• [What is needed]:
Print all of the lines exactly. Any picture among them stays out.

(Lines of data)
--------------------

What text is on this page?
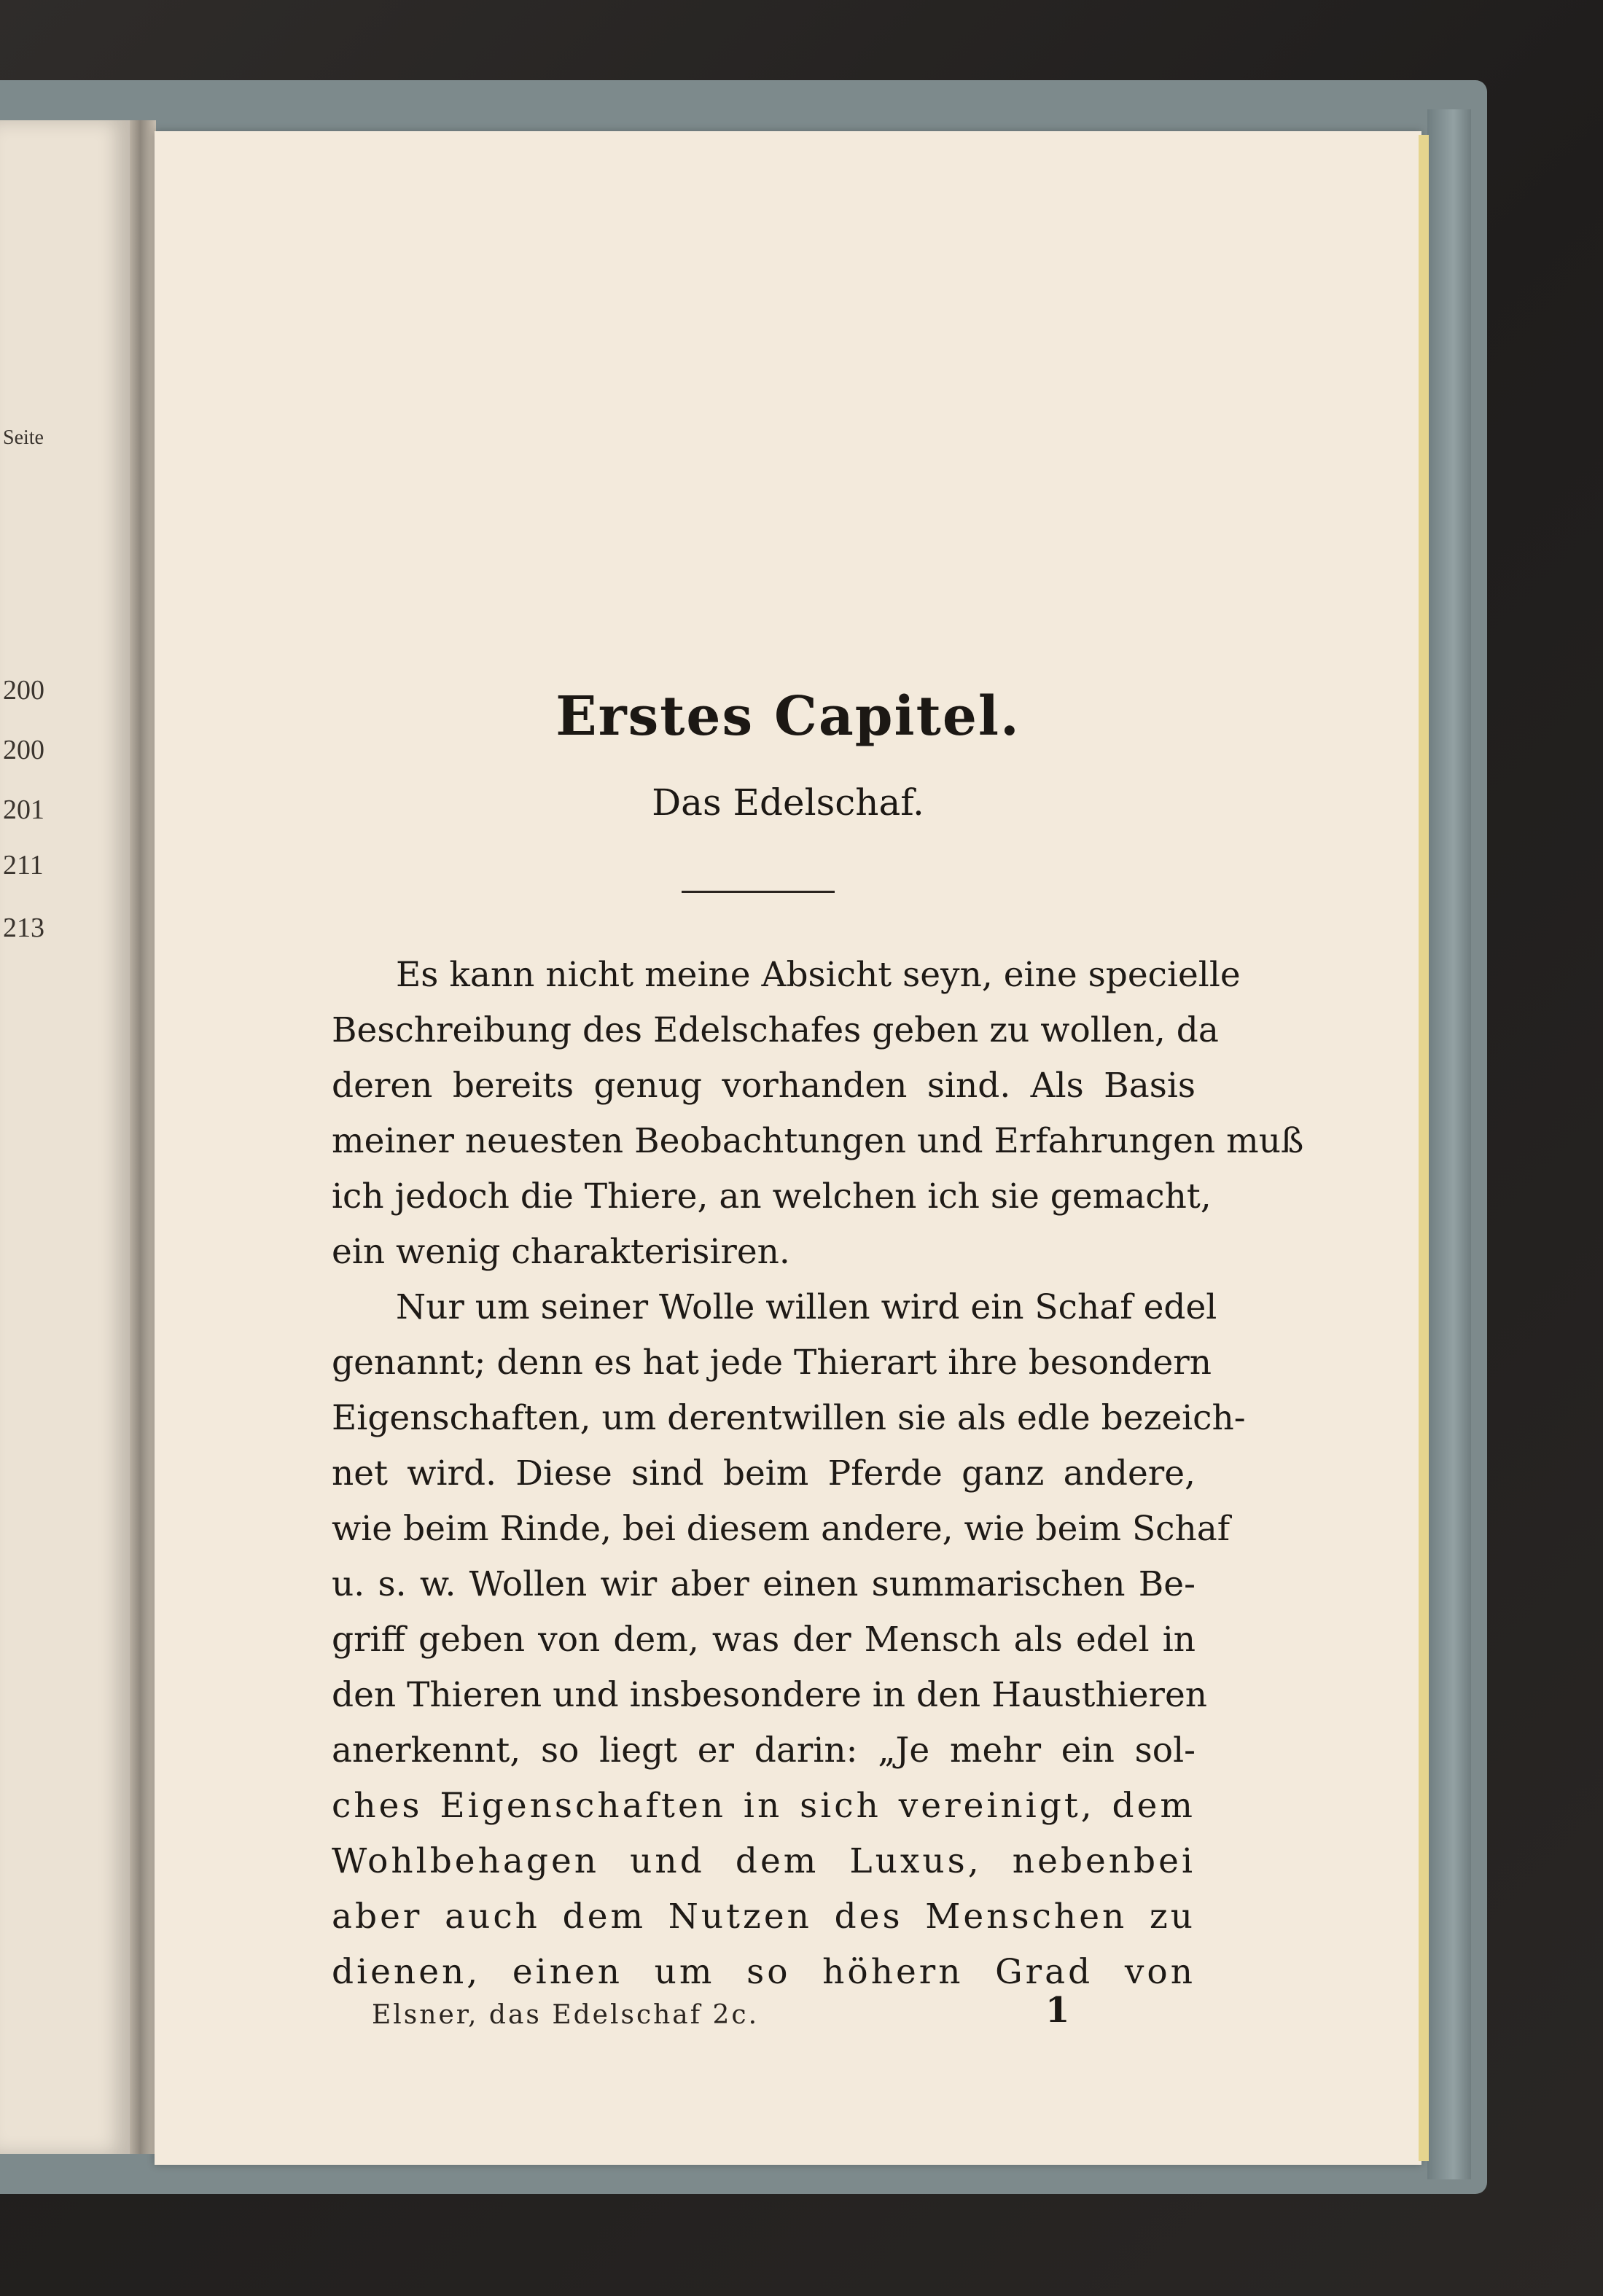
Seite
200
200
201
211
213
Erstes Capitel.
Das Edelschaf.
Es kann nicht meine Absicht seyn, eine specielle
Beschreibung des Edelschafes geben zu wollen, da
deren bereits genug vorhanden sind. Als Basis
meiner neuesten Beobachtungen und Erfahrungen muß
ich jedoch die Thiere, an welchen ich sie gemacht,
ein wenig charakterisiren.
Nur um seiner Wolle willen wird ein Schaf edel
genannt; denn es hat jede Thierart ihre besondern
Eigenschaften, um derentwillen sie als edle bezeich-
net wird. Diese sind beim Pferde ganz andere,
wie beim Rinde, bei diesem andere, wie beim Schaf
u. s. w. Wollen wir aber einen summarischen Be-
griff geben von dem, was der Mensch als edel in
den Thieren und insbesondere in den Hausthieren
anerkennt, so liegt er darin: „Je mehr ein sol-
ches Eigenschaften in sich vereinigt, dem
Wohlbehagen und dem Luxus, nebenbei
aber auch dem Nutzen des Menschen zu
dienen, einen um so höhern Grad von
Elsner, das Edelschaf 2c.	1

--------------------

• [Full answer]:
What text is on this page?
Seite
200
200
201
211
213
Erstes Capitel.
Das Edelschaf.
Es kann nicht meine Absicht seyn, eine specielle
Beschreibung des Edelschafes geben zu wollen, da
deren bereits genug vorhanden sind. Als Basis
meiner neuesten Beobachtungen und Erfahrungen muß
ich jedoch die Thiere, an welchen ich sie gemacht,
ein wenig charakterisiren.
Nur um seiner Wolle willen wird ein Schaf edel
genannt; denn es hat jede Thierart ihre besondern
Eigenschaften, um derentwillen sie als edle bezeich-
net wird. Diese sind beim Pferde ganz andere,
wie beim Rinde, bei diesem andere, wie beim Schaf
u. s. w. Wollen wir aber einen summarischen Be-
griff geben von dem, was der Mensch als edel in
den Thieren und insbesondere in den Hausthieren
anerkennt, so liegt er darin: „Je mehr ein sol-
ches Eigenschaften in sich vereinigt, dem
Wohlbehagen und dem Luxus, nebenbei
aber auch dem Nutzen des Menschen zu
dienen, einen um so höhern Grad von
Elsner, das Edelschaf 2c.	1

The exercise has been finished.